## [What this task involves]
Copy every record below, exactly as written.

Items listed in a dataset

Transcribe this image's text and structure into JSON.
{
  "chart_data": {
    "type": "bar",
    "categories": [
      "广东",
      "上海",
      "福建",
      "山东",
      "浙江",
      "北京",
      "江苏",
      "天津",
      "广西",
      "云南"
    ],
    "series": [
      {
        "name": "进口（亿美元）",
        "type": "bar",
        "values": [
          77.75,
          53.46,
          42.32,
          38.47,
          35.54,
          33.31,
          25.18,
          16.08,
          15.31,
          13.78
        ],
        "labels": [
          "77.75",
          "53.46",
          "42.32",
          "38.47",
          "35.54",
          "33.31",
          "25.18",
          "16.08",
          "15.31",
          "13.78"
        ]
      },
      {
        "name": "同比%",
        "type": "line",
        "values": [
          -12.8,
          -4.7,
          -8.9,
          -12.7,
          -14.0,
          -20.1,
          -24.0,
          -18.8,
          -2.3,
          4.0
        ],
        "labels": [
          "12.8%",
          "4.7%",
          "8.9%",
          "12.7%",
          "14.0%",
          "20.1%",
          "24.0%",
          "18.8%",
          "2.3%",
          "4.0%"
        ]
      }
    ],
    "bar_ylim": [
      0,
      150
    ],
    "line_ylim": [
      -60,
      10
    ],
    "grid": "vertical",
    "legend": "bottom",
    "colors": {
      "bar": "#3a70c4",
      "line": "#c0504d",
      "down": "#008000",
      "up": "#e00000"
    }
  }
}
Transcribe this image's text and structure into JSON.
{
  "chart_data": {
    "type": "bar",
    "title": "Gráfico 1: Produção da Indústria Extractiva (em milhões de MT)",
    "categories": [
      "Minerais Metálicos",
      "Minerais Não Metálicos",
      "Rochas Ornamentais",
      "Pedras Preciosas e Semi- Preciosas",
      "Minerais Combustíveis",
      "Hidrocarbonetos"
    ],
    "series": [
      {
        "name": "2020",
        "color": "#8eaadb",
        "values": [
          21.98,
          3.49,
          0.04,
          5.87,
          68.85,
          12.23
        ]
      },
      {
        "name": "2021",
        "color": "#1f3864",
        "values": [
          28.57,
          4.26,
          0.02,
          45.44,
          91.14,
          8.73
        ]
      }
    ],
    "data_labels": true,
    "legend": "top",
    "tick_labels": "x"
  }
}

## [Result below]
Transcribe this image's text and structure into JSON.
{
  "chart_data": {
    "type": "bar",
    "categories": [
      "广东",
      "上海",
      "福建",
      "山东",
      "浙江",
      "北京",
      "江苏",
      "天津",
      "广西",
      "云南"
    ],
    "series": [
      {
        "name": "进口（亿美元）",
        "type": "bar",
        "values": [
          77.75,
          53.46,
          42.32,
          38.47,
          35.54,
          33.31,
          25.18,
          16.08,
          15.31,
          13.78
        ],
        "labels": [
          "77.75",
          "53.46",
          "42.32",
          "38.47",
          "35.54",
          "33.31",
          "25.18",
          "16.08",
          "15.31",
          "13.78"
        ]
      },
      {
        "name": "同比%",
        "type": "line",
        "values": [
          -12.8,
          -4.7,
          -8.9,
          -12.7,
          -14.0,
          -20.1,
          -24.0,
          -18.8,
          -2.3,
          4.0
        ],
        "labels": [
          "12.8%",
          "4.7%",
          "8.9%",
          "12.7%",
          "14.0%",
          "20.1%",
          "24.0%",
          "18.8%",
          "2.3%",
          "4.0%"
        ]
      }
    ],
    "bar_ylim": [
      0,
      150
    ],
    "line_ylim": [
      -60,
      10
    ],
    "grid": "vertical",
    "legend": "bottom",
    "colors": {
      "bar": "#3a70c4",
      "line": "#c0504d",
      "down": "#008000",
      "up": "#e00000"
    }
  }
}
Transcribe this image's text and structure into JSON.
{
  "chart_data": {
    "type": "bar",
    "title": "Gráfico 1: Produção da Indústria Extractiva (em milhões de MT)",
    "categories": [
      "Minerais Metálicos",
      "Minerais Não Metálicos",
      "Rochas Ornamentais",
      "Pedras Preciosas e Semi- Preciosas",
      "Minerais Combustíveis",
      "Hidrocarbonetos"
    ],
    "series": [
      {
        "name": "2020",
        "color": "#8eaadb",
        "values": [
          21.98,
          3.49,
          0.04,
          5.87,
          68.85,
          12.23
        ]
      },
      {
        "name": "2021",
        "color": "#1f3864",
        "values": [
          28.57,
          4.26,
          0.02,
          45.44,
          91.14,
          8.73
        ]
      }
    ],
    "data_labels": true,
    "legend": "top",
    "tick_labels": "x"
  }
}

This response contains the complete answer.